* The problem *
Extract the data exactly, missing nothing.

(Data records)
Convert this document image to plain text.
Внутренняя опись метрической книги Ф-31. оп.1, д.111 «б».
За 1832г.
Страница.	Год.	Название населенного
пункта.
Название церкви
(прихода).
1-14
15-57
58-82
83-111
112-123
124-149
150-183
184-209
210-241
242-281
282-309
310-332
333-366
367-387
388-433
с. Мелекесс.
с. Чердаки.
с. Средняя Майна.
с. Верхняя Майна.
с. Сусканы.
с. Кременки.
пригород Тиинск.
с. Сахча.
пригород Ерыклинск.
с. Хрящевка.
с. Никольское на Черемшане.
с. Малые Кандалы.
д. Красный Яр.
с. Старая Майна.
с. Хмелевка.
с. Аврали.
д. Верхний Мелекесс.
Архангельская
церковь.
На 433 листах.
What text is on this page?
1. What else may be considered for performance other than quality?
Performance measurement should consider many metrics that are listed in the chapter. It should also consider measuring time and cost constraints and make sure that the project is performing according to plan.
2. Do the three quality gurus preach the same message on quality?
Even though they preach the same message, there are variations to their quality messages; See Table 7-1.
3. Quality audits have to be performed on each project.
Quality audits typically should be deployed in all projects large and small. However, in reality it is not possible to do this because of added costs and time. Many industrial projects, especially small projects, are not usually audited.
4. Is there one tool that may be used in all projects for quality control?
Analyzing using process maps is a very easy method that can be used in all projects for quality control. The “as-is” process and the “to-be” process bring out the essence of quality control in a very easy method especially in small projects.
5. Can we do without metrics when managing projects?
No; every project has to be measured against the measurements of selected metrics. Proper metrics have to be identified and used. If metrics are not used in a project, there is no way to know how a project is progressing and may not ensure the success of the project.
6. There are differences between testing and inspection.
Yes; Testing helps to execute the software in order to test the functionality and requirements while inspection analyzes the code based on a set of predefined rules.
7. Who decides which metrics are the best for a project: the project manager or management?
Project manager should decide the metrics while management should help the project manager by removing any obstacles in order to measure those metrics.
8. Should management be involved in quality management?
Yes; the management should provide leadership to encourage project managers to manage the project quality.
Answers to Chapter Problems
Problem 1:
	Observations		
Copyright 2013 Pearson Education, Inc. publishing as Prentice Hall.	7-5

* Task output *
Convert this document image to plain text.
Внутренняя опись метрической книги Ф-31. оп.1, д.111 «б».
За 1832г.
Страница.	Год.	Название населенного
пункта.
Название церкви
(прихода).
1-14
15-57
58-82
83-111
112-123
124-149
150-183
184-209
210-241
242-281
282-309
310-332
333-366
367-387
388-433
с. Мелекесс.
с. Чердаки.
с. Средняя Майна.
с. Верхняя Майна.
с. Сусканы.
с. Кременки.
пригород Тиинск.
с. Сахча.
пригород Ерыклинск.
с. Хрящевка.
с. Никольское на Черемшане.
с. Малые Кандалы.
д. Красный Яр.
с. Старая Майна.
с. Хмелевка.
с. Аврали.
д. Верхний Мелекесс.
Архангельская
церковь.
На 433 листах.
What text is on this page?
1. What else may be considered for performance other than quality?
Performance measurement should consider many metrics that are listed in the chapter. It should also consider measuring time and cost constraints and make sure that the project is performing according to plan.
2. Do the three quality gurus preach the same message on quality?
Even though they preach the same message, there are variations to their quality messages; See Table 7-1.
3. Quality audits have to be performed on each project.
Quality audits typically should be deployed in all projects large and small. However, in reality it is not possible to do this because of added costs and time. Many industrial projects, especially small projects, are not usually audited.
4. Is there one tool that may be used in all projects for quality control?
Analyzing using process maps is a very easy method that can be used in all projects for quality control. The “as-is” process and the “to-be” process bring out the essence of quality control in a very easy method especially in small projects.
5. Can we do without metrics when managing projects?
No; every project has to be measured against the measurements of selected metrics. Proper metrics have to be identified and used. If metrics are not used in a project, there is no way to know how a project is progressing and may not ensure the success of the project.
6. There are differences between testing and inspection.
Yes; Testing helps to execute the software in order to test the functionality and requirements while inspection analyzes the code based on a set of predefined rules.
7. Who decides which metrics are the best for a project: the project manager or management?
Project manager should decide the metrics while management should help the project manager by removing any obstacles in order to measure those metrics.
8. Should management be involved in quality management?
Yes; the management should provide leadership to encourage project managers to manage the project quality.
Answers to Chapter Problems
Problem 1:
	Observations		
Copyright 2013 Pearson Education, Inc. publishing as Prentice Hall.	7-5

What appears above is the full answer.